Ваше задание - Повторите дословно строки материала от строки с «company-number: 公司编号:2069568 —» до строки с «liquidator-role: 清算人 — [710, 1534, 757, 1553]», включая обе эти строки.

Материал задания -
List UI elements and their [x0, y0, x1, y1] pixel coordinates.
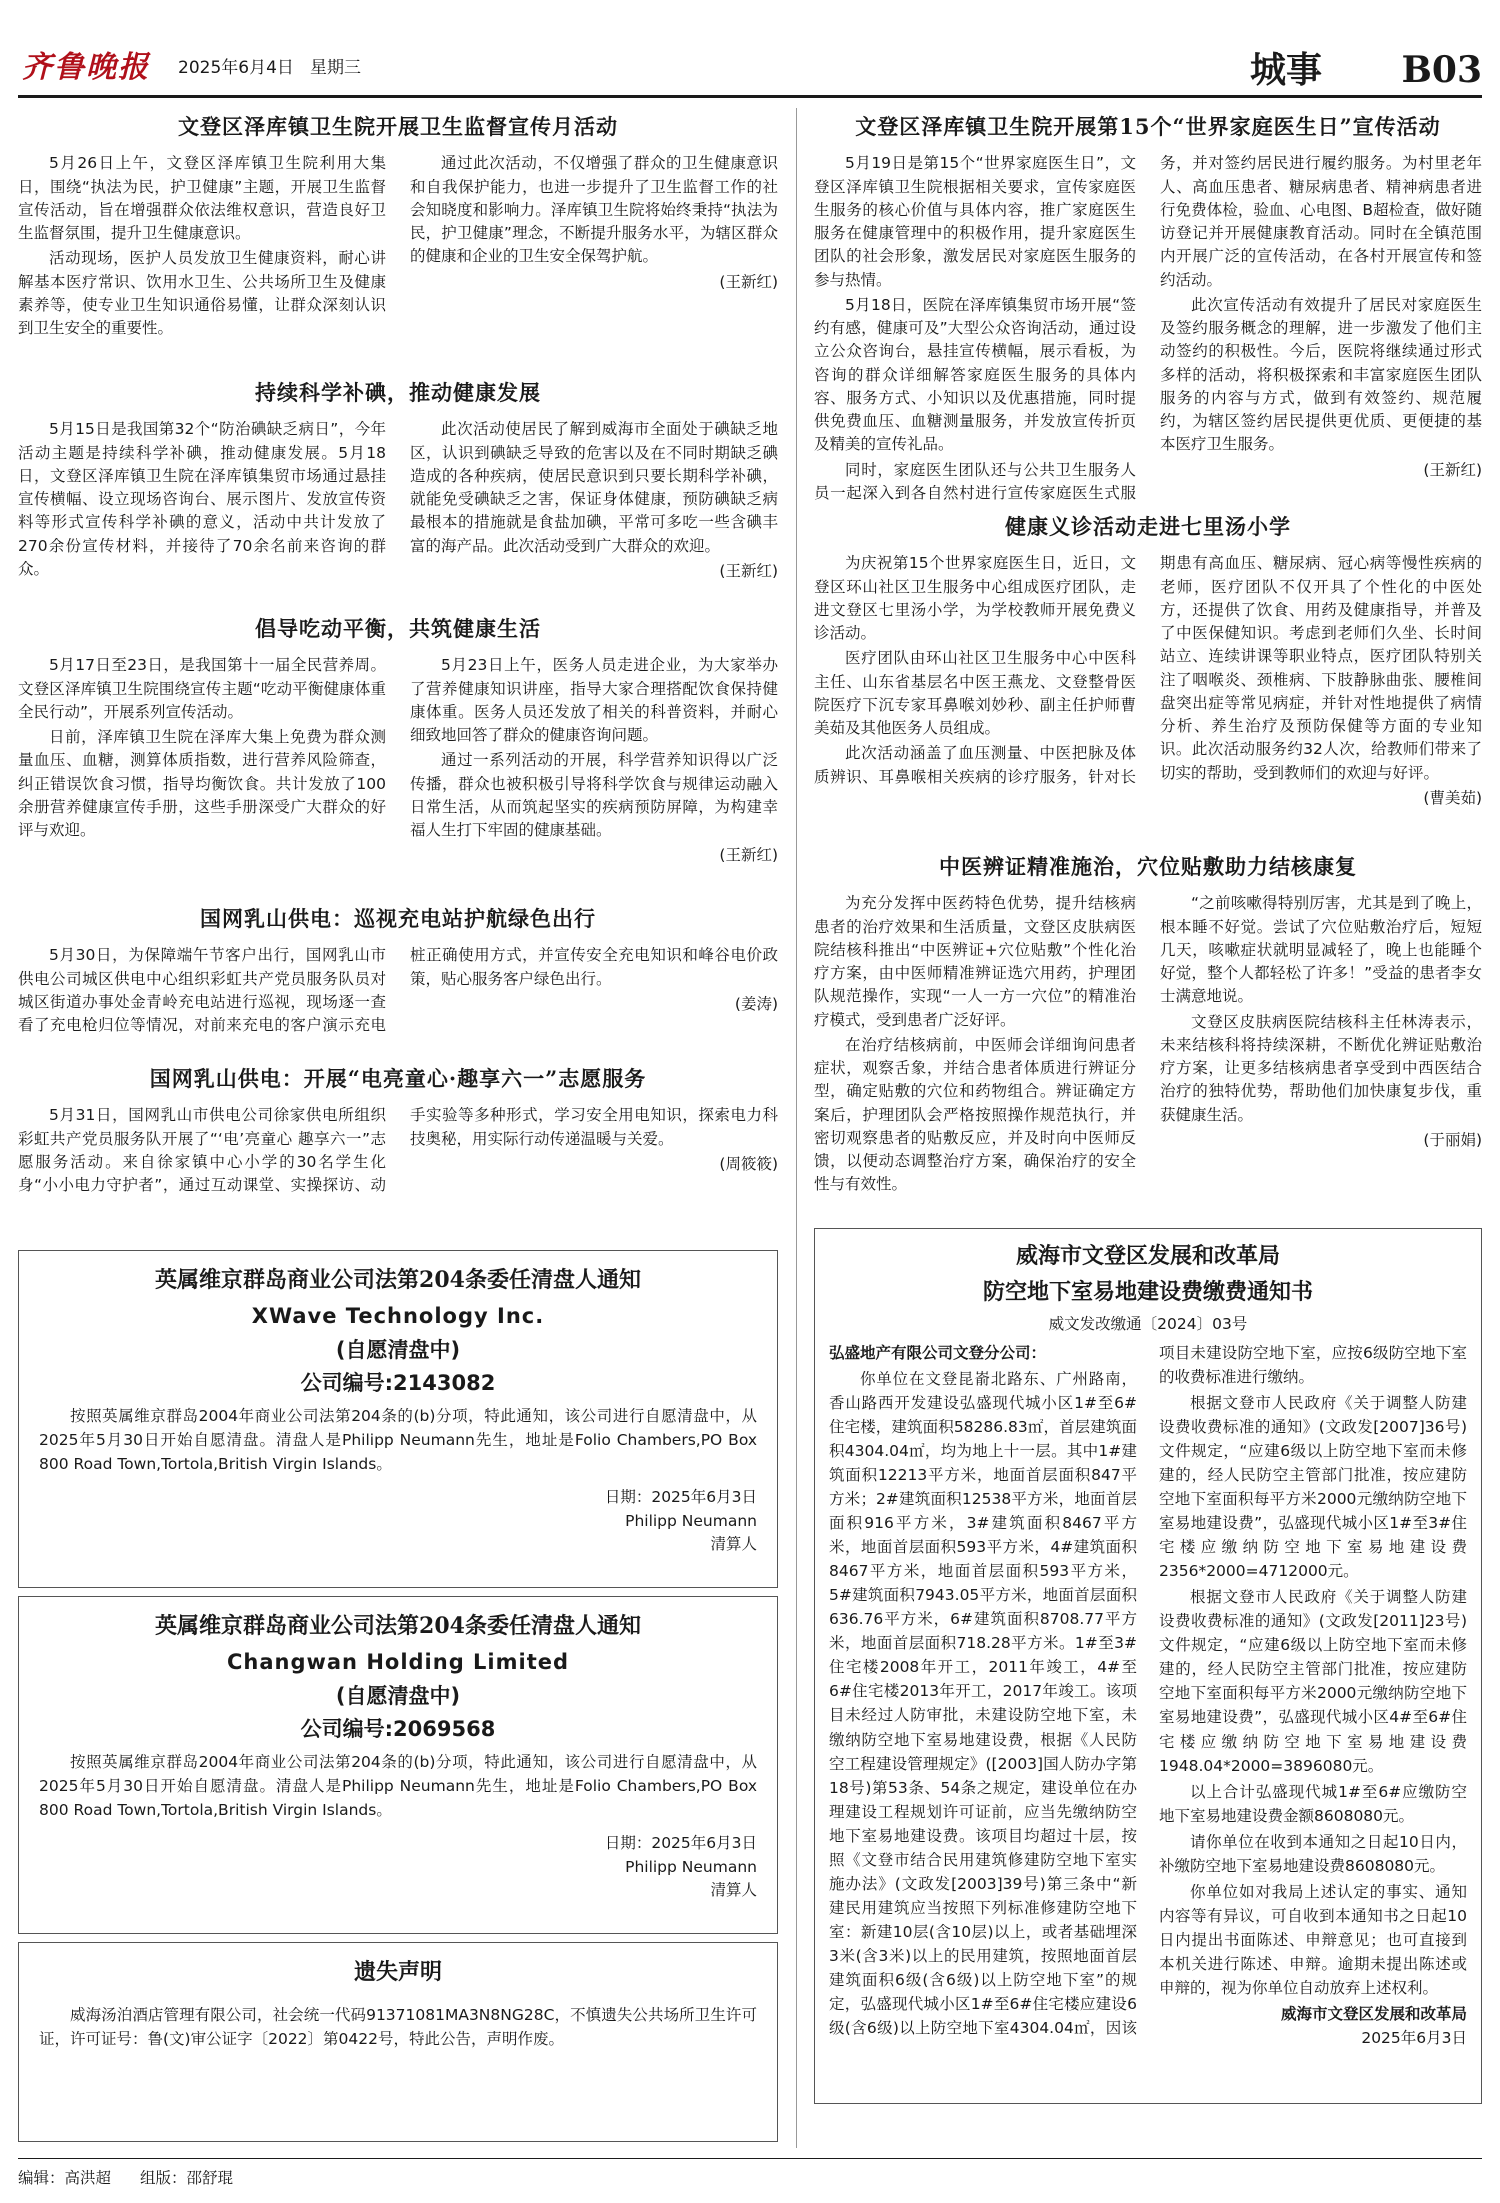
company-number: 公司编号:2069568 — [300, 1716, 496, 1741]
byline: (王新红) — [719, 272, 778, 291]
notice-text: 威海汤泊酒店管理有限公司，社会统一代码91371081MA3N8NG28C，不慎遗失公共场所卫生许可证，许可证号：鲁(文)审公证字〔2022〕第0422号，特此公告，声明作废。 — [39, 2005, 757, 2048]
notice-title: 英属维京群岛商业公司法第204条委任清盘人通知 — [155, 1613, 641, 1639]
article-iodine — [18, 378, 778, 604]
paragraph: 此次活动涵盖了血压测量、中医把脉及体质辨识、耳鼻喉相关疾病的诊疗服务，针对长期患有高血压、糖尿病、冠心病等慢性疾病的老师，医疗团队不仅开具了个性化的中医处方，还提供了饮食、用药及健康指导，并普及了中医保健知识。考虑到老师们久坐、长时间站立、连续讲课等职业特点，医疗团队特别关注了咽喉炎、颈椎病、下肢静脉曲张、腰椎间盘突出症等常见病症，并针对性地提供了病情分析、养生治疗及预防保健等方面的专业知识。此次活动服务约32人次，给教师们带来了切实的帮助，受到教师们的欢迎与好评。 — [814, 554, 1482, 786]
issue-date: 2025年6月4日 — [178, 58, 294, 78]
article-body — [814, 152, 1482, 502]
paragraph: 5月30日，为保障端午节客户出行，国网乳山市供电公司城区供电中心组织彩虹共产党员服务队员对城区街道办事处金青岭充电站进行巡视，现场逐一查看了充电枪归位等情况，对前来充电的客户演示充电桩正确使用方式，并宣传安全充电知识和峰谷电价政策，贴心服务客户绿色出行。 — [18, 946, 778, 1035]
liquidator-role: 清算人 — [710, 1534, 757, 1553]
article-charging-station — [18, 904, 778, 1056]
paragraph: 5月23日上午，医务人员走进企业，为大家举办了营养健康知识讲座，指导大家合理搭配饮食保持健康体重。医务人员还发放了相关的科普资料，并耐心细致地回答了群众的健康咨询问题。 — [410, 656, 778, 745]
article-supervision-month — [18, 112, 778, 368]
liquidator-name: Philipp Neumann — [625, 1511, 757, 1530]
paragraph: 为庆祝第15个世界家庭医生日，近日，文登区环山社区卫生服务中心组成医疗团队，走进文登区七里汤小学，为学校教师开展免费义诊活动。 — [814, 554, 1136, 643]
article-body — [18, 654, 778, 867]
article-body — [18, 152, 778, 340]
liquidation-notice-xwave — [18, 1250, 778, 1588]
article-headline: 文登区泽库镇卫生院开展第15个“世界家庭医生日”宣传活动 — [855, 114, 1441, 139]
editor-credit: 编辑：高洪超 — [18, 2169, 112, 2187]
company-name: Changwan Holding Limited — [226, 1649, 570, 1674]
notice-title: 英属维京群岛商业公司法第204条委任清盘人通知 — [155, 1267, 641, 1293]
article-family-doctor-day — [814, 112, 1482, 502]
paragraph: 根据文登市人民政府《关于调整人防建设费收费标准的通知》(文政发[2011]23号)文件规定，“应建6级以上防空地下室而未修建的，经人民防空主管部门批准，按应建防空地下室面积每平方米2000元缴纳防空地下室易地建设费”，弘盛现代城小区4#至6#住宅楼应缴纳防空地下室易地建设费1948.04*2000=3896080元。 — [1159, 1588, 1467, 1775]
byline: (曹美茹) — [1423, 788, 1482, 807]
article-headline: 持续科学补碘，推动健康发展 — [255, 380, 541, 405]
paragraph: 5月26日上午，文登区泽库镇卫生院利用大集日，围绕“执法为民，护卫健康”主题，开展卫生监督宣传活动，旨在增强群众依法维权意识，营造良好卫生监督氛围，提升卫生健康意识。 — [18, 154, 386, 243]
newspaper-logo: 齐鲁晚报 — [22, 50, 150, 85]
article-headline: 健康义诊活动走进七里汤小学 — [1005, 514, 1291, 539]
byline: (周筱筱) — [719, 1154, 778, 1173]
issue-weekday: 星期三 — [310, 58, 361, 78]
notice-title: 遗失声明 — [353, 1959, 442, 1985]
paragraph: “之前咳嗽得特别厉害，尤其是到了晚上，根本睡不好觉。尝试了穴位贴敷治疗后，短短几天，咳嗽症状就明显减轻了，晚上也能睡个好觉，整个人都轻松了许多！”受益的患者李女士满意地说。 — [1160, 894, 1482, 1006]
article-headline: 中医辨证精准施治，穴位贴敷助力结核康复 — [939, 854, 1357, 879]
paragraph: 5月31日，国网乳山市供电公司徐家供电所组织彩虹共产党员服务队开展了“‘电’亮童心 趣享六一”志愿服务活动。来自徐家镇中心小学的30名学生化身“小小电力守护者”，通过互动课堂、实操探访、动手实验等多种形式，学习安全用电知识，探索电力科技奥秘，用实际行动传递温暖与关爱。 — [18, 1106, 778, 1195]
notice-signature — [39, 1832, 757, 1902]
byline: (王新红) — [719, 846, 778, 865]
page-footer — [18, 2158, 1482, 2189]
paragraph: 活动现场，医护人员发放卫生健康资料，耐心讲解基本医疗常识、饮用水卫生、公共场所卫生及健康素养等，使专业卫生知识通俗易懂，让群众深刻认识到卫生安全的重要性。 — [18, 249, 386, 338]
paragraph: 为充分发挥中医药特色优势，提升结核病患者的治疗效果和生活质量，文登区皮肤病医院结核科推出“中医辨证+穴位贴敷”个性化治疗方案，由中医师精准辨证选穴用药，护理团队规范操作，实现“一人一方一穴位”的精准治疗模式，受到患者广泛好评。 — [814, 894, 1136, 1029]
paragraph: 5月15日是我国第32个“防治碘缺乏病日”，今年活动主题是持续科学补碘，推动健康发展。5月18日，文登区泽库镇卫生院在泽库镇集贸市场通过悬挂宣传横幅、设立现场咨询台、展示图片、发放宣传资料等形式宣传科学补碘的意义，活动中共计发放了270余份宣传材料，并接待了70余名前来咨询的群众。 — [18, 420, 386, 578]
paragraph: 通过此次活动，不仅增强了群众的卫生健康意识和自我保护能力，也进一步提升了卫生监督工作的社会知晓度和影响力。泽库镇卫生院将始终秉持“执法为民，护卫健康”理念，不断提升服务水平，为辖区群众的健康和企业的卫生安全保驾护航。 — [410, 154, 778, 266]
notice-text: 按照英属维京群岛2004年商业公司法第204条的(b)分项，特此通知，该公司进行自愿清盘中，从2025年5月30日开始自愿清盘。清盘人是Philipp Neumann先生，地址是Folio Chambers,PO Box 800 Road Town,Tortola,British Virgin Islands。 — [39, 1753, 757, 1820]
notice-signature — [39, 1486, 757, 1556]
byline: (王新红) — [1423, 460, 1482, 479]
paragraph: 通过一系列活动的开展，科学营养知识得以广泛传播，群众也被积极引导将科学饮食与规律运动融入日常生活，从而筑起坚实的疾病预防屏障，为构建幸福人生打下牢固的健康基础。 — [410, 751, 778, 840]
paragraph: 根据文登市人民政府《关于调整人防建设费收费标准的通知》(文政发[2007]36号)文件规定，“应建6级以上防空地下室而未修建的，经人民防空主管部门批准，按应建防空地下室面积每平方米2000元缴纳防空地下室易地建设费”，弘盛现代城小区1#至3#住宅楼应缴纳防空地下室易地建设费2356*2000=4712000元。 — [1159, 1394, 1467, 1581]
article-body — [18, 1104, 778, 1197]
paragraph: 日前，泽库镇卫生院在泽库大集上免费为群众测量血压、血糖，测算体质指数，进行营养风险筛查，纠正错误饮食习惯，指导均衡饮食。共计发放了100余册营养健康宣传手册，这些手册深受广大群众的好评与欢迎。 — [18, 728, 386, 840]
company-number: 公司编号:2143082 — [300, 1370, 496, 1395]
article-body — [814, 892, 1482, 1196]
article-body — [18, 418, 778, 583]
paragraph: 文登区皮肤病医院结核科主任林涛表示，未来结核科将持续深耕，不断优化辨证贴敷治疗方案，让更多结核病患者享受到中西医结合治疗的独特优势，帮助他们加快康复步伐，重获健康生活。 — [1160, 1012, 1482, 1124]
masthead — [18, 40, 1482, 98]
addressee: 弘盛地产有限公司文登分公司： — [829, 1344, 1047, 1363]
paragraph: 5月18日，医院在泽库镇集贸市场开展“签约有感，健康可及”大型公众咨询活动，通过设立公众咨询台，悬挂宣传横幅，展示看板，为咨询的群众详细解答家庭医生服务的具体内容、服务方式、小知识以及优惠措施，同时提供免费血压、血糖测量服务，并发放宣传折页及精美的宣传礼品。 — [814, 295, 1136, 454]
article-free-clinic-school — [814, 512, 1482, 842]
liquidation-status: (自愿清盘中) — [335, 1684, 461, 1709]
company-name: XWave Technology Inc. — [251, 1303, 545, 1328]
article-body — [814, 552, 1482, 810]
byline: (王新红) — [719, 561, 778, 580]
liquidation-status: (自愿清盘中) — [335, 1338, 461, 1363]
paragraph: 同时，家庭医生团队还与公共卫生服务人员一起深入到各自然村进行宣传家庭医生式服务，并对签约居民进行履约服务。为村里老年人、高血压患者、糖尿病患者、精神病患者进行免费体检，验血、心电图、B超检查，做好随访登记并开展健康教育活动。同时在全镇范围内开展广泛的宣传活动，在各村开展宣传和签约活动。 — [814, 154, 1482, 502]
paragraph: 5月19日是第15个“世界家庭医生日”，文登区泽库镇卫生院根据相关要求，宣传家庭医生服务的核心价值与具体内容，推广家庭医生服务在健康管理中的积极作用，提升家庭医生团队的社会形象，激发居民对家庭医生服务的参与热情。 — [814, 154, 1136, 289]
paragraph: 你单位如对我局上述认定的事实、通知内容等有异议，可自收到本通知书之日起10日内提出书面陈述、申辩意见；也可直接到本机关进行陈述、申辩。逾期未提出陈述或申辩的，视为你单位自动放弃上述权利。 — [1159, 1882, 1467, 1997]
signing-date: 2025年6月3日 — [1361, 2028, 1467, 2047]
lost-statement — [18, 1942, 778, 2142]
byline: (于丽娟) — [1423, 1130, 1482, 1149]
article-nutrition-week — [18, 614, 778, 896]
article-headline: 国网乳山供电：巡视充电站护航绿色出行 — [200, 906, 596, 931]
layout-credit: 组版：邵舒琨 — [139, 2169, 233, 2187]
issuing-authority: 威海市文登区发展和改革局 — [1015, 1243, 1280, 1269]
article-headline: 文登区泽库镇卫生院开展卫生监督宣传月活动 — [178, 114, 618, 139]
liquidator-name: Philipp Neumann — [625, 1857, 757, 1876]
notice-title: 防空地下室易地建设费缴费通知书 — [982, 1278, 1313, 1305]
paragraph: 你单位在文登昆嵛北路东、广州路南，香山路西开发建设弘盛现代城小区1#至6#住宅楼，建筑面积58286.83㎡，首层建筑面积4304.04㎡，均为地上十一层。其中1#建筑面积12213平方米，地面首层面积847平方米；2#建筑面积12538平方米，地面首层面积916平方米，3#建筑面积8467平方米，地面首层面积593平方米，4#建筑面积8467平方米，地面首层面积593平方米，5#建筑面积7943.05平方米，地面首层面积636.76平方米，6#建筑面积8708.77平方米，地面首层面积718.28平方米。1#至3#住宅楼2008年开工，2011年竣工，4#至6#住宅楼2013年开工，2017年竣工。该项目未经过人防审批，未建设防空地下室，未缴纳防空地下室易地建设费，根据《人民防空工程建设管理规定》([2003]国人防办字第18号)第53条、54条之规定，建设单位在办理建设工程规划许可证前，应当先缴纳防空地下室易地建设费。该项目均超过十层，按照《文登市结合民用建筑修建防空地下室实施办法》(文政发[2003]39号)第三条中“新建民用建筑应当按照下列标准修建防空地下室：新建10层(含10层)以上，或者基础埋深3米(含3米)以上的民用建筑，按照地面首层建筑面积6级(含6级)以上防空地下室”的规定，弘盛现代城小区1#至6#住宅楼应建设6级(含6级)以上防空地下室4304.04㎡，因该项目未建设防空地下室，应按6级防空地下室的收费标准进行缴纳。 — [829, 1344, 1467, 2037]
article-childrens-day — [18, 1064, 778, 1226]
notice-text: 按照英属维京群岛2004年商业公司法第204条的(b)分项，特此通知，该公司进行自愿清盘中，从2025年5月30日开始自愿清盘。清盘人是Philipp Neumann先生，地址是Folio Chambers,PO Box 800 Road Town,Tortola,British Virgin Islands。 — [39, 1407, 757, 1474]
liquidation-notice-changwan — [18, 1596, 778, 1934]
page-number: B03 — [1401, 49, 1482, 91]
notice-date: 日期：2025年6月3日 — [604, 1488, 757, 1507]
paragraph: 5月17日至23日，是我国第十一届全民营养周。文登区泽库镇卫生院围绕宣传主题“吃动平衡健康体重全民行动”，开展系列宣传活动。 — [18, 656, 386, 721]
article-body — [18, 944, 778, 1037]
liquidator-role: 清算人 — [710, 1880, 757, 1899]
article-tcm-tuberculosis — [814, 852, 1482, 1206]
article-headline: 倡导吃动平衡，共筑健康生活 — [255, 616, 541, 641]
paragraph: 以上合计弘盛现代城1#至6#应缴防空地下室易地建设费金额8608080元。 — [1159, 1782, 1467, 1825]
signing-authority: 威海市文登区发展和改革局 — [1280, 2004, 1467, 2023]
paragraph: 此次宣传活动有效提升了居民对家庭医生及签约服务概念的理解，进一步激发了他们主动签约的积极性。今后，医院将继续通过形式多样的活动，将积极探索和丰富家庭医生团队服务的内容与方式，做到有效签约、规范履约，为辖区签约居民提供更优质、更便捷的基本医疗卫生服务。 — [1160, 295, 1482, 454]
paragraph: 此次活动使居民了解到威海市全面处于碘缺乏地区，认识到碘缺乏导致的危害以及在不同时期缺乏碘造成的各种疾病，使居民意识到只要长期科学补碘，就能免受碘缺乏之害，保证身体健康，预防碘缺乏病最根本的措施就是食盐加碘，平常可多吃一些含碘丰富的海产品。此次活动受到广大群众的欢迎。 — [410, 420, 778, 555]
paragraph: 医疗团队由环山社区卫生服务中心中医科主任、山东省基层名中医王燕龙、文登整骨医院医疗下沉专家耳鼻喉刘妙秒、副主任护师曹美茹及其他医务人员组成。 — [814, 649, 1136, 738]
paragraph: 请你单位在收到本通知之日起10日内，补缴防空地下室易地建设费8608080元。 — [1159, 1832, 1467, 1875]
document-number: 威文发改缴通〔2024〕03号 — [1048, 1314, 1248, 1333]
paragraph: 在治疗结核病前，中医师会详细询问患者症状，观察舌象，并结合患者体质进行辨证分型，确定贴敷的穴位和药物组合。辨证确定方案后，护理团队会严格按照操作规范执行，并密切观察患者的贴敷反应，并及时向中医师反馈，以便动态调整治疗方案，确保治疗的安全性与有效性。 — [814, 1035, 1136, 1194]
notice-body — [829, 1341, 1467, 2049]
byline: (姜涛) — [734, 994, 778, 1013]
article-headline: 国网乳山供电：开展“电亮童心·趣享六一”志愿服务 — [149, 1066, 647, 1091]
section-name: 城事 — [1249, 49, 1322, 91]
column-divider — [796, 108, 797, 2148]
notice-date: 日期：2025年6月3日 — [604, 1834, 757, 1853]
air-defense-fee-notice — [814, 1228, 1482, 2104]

Ответ к заданию -
company-number: 公司编号:2069568 — [300, 1716, 496, 1741]
byline: (王新红) — [719, 272, 778, 291]
notice-text: 威海汤泊酒店管理有限公司，社会统一代码91371081MA3N8NG28C，不慎遗失公共场所卫生许可证，许可证号：鲁(文)审公证字〔2022〕第0422号，特此公告，声明作废。 — [39, 2005, 757, 2048]
notice-title: 英属维京群岛商业公司法第204条委任清盘人通知 — [155, 1613, 641, 1639]
article-iodine — [18, 378, 778, 604]
paragraph: 此次活动涵盖了血压测量、中医把脉及体质辨识、耳鼻喉相关疾病的诊疗服务，针对长期患有高血压、糖尿病、冠心病等慢性疾病的老师，医疗团队不仅开具了个性化的中医处方，还提供了饮食、用药及健康指导，并普及了中医保健知识。考虑到老师们久坐、长时间站立、连续讲课等职业特点，医疗团队特别关注了咽喉炎、颈椎病、下肢静脉曲张、腰椎间盘突出症等常见病症，并针对性地提供了病情分析、养生治疗及预防保健等方面的专业知识。此次活动服务约32人次，给教师们带来了切实的帮助，受到教师们的欢迎与好评。 — [814, 554, 1482, 786]
issue-date: 2025年6月4日 — [178, 58, 294, 78]
article-body — [814, 152, 1482, 502]
paragraph: 5月30日，为保障端午节客户出行，国网乳山市供电公司城区供电中心组织彩虹共产党员服务队员对城区街道办事处金青岭充电站进行巡视，现场逐一查看了充电枪归位等情况，对前来充电的客户演示充电桩正确使用方式，并宣传安全充电知识和峰谷电价政策，贴心服务客户绿色出行。 — [18, 946, 778, 1035]
liquidator-role: 清算人 — [710, 1534, 757, 1553]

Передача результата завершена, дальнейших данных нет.